[Data items]
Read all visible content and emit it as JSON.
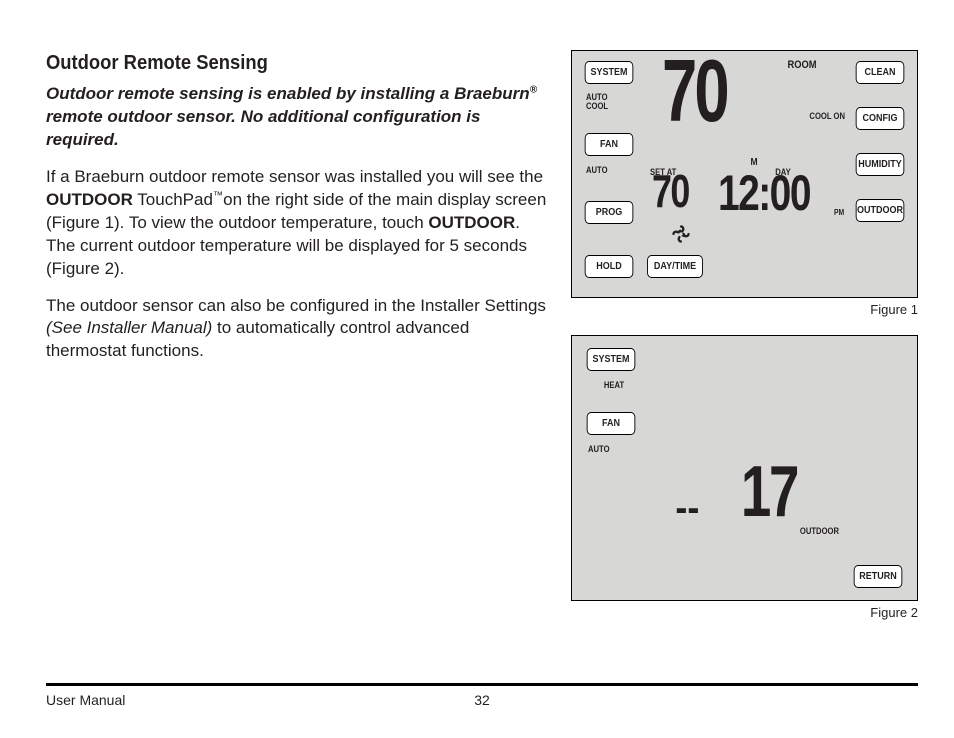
{
  "heading": "Outdoor Remote Sensing",
  "intro_a": "Outdoor remote sensing is enabled by installing a Braeburn",
  "intro_reg": "®",
  "intro_b": " remote outdoor sensor. No additional configuration is required.",
  "p1_a": "If a Braeburn outdoor remote sensor was installed you will see the ",
  "p1_outdoor": "OUTDOOR",
  "p1_b": " TouchPad",
  "p1_tm": "™",
  "p1_c": "on the right side of the main display screen (Figure 1). To view the outdoor temperature, touch ",
  "p1_outdoor2": "OUTDOOR",
  "p1_d": ". The current outdoor temperature will be displayed for 5 seconds (Figure 2).",
  "p2_a": "The outdoor sensor can also be configured in the Installer Settings ",
  "p2_i": "(See Installer Manual)",
  "p2_b": " to automatically control advanced thermostat functions.",
  "fig1": {
    "caption": "Figure 1",
    "btn_system": "SYSTEM",
    "btn_fan": "FAN",
    "btn_prog": "PROG",
    "btn_hold": "HOLD",
    "btn_daytime": "DAY/TIME",
    "btn_clean": "CLEAN",
    "btn_config": "CONFIG",
    "btn_humidity": "HUMIDITY",
    "btn_outdoor": "OUTDOOR",
    "status_mode_l1": "AUTO",
    "status_mode_l2": "COOL",
    "status_fan": "AUTO",
    "status_room": "ROOM",
    "status_coolon": "COOL ON",
    "status_setat": "SET AT",
    "status_dayletter": "M",
    "status_day": "DAY",
    "status_pm": "PM",
    "temp_room": "70",
    "temp_set": "70",
    "clock": "12:00"
  },
  "fig2": {
    "caption": "Figure 2",
    "btn_system": "SYSTEM",
    "btn_fan": "FAN",
    "btn_return": "RETURN",
    "status_mode": "HEAT",
    "status_fan": "AUTO",
    "status_outdoor": "OUTDOOR",
    "dash": "--",
    "temp_out": "17"
  },
  "footer_left": "User Manual",
  "footer_page": "32"
}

_To do:_
Report the count of lines in the entries that contain the string "Manual", and nothing besides it.

_Solution to this exercise:_
2